Australian journalist (1861 - 1937)

Florence Baverstock born Louisa Florence Blair (1860 – 8 September 1937) was an Australian journalist. She started writing by helping her father write books. She led the women's section of The Bulletin, The Daily Telegraph and the Sydney Morning Herald. She was chosen to be the inaugural President of the Australian Society of Women Writers.

==Life==
Baverstock was born in 1860 in Melbourne. She had a sister named Lillian. Their parents were both immigrants. Her mother Annie (born Macpherson) was the sister of a politician. Her father David Blair was a journalist, writer and politician in Melbourne. Her father decided to write The History of Australasia and the Cyclopaedia Australasia. While she was in her teens she was helping her father in the construction of these books. They were published in 1878 and 1881. Her father further assisted her career when he became the editor of the newspaper The Age. She submitted articles to that paper.

### DATA EXCERPTS:
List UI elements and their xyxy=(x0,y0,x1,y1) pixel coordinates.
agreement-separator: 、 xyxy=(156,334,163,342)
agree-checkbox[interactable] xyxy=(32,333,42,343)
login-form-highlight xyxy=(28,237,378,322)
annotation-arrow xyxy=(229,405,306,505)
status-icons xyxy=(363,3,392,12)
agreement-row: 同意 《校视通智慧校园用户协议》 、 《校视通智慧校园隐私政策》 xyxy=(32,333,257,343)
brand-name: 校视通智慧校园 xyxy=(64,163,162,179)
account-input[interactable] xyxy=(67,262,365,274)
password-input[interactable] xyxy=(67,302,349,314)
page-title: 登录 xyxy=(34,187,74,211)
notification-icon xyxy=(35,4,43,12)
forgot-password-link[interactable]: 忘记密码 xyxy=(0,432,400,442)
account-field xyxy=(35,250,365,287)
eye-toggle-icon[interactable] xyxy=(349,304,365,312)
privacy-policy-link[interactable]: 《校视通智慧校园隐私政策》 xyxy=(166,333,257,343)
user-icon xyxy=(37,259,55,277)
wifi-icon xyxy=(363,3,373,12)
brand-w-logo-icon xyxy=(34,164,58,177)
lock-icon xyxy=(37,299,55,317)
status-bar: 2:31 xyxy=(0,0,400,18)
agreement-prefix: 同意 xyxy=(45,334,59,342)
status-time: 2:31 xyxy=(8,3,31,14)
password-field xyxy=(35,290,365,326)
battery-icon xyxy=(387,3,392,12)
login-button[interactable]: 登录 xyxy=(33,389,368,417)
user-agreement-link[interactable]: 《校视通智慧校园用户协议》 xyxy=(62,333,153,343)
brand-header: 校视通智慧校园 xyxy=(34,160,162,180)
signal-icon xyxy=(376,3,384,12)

### EXERCISE INSTRUCTIONS:
1. Using the Florence Baverstock text, give again the passage from "Australian journalist (1861" up to and including "of Women Writers.".
2. According to the Florence Baverstock text, which publications had a women's section that she led? List them all.

### ANSWER LIST:
1.
Australian journalist (1861 - 1937)

Florence Baverstock born Louisa Florence Blair (1860 – 8 September 1937) was an Australian journalist. She started writing by helping her father write books. She led the women's section of The Bulletin, The Daily Telegraph and the Sydney Morning Herald. She was chosen to be the inaugural President of the Australian Society of Women Writers.

2.
- The Bulletin
- The Daily Telegraph
- Sydney Morning Herald